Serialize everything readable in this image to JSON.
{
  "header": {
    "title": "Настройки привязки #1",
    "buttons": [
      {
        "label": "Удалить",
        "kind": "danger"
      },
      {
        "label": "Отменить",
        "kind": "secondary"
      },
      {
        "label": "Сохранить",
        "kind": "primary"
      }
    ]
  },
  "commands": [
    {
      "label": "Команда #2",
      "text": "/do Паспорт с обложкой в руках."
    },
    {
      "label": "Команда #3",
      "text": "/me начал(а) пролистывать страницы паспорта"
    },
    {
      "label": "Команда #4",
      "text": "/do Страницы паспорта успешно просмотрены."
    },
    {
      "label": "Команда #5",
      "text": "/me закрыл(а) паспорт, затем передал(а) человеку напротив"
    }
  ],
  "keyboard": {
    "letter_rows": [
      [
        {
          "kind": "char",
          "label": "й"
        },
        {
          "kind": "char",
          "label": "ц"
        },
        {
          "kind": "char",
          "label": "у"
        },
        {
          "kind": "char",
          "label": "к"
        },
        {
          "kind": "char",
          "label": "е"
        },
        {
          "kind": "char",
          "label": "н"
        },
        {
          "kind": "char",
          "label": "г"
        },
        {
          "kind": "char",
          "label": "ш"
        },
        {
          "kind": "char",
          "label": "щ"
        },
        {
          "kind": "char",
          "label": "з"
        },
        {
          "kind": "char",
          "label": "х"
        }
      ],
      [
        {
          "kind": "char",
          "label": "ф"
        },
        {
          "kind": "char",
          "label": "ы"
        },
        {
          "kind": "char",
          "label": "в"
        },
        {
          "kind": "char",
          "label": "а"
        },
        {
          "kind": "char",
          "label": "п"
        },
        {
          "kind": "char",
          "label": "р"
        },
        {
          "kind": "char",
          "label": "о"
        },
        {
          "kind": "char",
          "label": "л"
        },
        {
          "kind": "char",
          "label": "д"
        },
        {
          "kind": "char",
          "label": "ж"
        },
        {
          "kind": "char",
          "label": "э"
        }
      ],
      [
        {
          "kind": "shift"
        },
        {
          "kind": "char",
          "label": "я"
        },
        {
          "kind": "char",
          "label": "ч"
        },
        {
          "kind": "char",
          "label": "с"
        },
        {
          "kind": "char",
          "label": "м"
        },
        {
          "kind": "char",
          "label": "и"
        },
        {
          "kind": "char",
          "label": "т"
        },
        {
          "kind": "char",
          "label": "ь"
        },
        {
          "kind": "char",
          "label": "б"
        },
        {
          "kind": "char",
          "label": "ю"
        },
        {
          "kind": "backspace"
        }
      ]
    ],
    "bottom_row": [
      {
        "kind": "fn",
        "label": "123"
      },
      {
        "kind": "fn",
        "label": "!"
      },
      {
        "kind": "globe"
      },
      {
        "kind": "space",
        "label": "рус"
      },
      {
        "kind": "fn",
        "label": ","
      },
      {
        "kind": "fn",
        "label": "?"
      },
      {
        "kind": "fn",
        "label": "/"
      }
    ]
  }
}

▬▬▬▬▬▬▬▬▬▬

(Your goal)
Every line of the records above needs to be given again exactly.

(Worked answer)
Serialize everything readable in this image to JSON.
{
  "header": {
    "title": "Настройки привязки #1",
    "buttons": [
      {
        "label": "Удалить",
        "kind": "danger"
      },
      {
        "label": "Отменить",
        "kind": "secondary"
      },
      {
        "label": "Сохранить",
        "kind": "primary"
      }
    ]
  },
  "commands": [
    {
      "label": "Команда #2",
      "text": "/do Паспорт с обложкой в руках."
    },
    {
      "label": "Команда #3",
      "text": "/me начал(а) пролистывать страницы паспорта"
    },
    {
      "label": "Команда #4",
      "text": "/do Страницы паспорта успешно просмотрены."
    },
    {
      "label": "Команда #5",
      "text": "/me закрыл(а) паспорт, затем передал(а) человеку напротив"
    }
  ],
  "keyboard": {
    "letter_rows": [
      [
        {
          "kind": "char",
          "label": "й"
        },
        {
          "kind": "char",
          "label": "ц"
        },
        {
          "kind": "char",
          "label": "у"
        },
        {
          "kind": "char",
          "label": "к"
        },
        {
          "kind": "char",
          "label": "е"
        },
        {
          "kind": "char",
          "label": "н"
        },
        {
          "kind": "char",
          "label": "г"
        },
        {
          "kind": "char",
          "label": "ш"
        },
        {
          "kind": "char",
          "label": "щ"
        },
        {
          "kind": "char",
          "label": "з"
        },
        {
          "kind": "char",
          "label": "х"
        }
      ],
      [
        {
          "kind": "char",
          "label": "ф"
        },
        {
          "kind": "char",
          "label": "ы"
        },
        {
          "kind": "char",
          "label": "в"
        },
        {
          "kind": "char",
          "label": "а"
        },
        {
          "kind": "char",
          "label": "п"
        },
        {
          "kind": "char",
          "label": "р"
        },
        {
          "kind": "char",
          "label": "о"
        },
        {
          "kind": "char",
          "label": "л"
        },
        {
          "kind": "char",
          "label": "д"
        },
        {
          "kind": "char",
          "label": "ж"
        },
        {
          "kind": "char",
          "label": "э"
        }
      ],
      [
        {
          "kind": "shift"
        },
        {
          "kind": "char",
          "label": "я"
        },
        {
          "kind": "char",
          "label": "ч"
        },
        {
          "kind": "char",
          "label": "с"
        },
        {
          "kind": "char",
          "label": "м"
        },
        {
          "kind": "char",
          "label": "и"
        },
        {
          "kind": "char",
          "label": "т"
        },
        {
          "kind": "char",
          "label": "ь"
        },
        {
          "kind": "char",
          "label": "б"
        },
        {
          "kind": "char",
          "label": "ю"
        },
        {
          "kind": "backspace"
        }
      ]
    ],
    "bottom_row": [
      {
        "kind": "fn",
        "label": "123"
      },
      {
        "kind": "fn",
        "label": "!"
      },
      {
        "kind": "globe"
      },
      {
        "kind": "space",
        "label": "рус"
      },
      {
        "kind": "fn",
        "label": ","
      },
      {
        "kind": "fn",
        "label": "?"
      },
      {
        "kind": "fn",
        "label": "/"
      }
    ]
  }
}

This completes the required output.